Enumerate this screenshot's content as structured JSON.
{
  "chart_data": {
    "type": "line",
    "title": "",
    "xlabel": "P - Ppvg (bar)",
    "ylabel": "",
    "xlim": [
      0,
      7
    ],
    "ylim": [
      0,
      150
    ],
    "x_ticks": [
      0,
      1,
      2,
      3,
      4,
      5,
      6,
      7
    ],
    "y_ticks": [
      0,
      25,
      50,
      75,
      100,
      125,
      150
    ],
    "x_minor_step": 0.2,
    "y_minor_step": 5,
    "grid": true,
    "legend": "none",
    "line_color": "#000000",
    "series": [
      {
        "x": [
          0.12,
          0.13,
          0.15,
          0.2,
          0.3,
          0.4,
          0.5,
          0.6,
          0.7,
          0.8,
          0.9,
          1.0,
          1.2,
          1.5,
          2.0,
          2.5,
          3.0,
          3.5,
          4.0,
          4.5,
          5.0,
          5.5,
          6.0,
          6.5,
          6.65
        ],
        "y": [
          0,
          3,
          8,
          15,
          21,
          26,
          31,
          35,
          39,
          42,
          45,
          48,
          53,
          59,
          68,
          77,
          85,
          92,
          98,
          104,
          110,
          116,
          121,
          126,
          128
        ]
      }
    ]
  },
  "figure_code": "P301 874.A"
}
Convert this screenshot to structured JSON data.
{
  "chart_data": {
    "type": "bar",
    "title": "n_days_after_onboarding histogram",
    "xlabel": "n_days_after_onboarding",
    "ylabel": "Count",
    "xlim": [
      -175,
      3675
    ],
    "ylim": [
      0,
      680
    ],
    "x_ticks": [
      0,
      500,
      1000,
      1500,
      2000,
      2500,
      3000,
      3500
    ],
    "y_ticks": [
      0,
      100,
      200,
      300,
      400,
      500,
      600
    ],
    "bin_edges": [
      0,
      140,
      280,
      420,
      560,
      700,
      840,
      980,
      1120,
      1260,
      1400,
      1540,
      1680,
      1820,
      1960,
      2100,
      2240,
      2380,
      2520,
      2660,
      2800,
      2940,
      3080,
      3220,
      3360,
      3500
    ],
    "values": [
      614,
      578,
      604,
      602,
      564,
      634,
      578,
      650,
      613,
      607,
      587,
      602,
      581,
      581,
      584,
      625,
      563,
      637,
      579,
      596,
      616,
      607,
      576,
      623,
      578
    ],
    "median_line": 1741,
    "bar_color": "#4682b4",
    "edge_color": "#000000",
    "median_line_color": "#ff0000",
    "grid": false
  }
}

## OBJECTIVE
Say how many lines contain "structured", and give nothing but that number.

## TASK OUTPUT
2